-- Given request --
Identify each line in the records below that contains the word "مدفون", and copy it.

-- begin Records for the task --

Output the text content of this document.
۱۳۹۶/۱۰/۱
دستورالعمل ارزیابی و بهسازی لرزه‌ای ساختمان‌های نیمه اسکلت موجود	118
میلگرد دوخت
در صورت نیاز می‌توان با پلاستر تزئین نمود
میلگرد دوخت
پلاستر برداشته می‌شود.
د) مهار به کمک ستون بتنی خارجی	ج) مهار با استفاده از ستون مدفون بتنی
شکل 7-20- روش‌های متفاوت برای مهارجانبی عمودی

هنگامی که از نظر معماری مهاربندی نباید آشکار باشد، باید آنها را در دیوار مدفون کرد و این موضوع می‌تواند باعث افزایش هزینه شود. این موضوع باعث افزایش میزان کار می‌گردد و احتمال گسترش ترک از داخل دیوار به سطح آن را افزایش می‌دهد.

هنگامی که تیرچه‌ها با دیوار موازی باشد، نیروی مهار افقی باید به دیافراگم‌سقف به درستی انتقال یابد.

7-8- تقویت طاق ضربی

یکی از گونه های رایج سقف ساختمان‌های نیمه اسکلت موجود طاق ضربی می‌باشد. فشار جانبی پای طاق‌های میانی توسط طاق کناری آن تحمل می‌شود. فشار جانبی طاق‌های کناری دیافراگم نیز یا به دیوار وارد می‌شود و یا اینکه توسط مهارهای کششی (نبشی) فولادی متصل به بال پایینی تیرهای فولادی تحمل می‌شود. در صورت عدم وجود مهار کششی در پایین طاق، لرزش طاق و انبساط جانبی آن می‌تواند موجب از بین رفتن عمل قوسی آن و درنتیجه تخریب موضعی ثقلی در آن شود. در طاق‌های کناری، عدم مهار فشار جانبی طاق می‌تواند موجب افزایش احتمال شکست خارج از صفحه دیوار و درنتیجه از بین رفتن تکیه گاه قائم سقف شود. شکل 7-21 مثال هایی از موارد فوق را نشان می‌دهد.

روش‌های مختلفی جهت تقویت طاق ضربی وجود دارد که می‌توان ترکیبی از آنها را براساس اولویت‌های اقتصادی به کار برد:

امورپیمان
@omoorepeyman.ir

-- end Records for the task --

-- The completed task --
د) مهار به کمک ستون بتنی خارجی	ج) مهار با استفاده از ستون مدفون بتنی
هنگامی که از نظر معماری مهاربندی نباید آشکار باشد، باید آنها را در دیوار مدفون کرد و این موضوع می‌تواند باعث افزایش هزینه شود. این موضوع باعث افزایش میزان کار می‌گردد و احتمال گسترش ترک از داخل دیوار به سطح آن را افزایش می‌دهد.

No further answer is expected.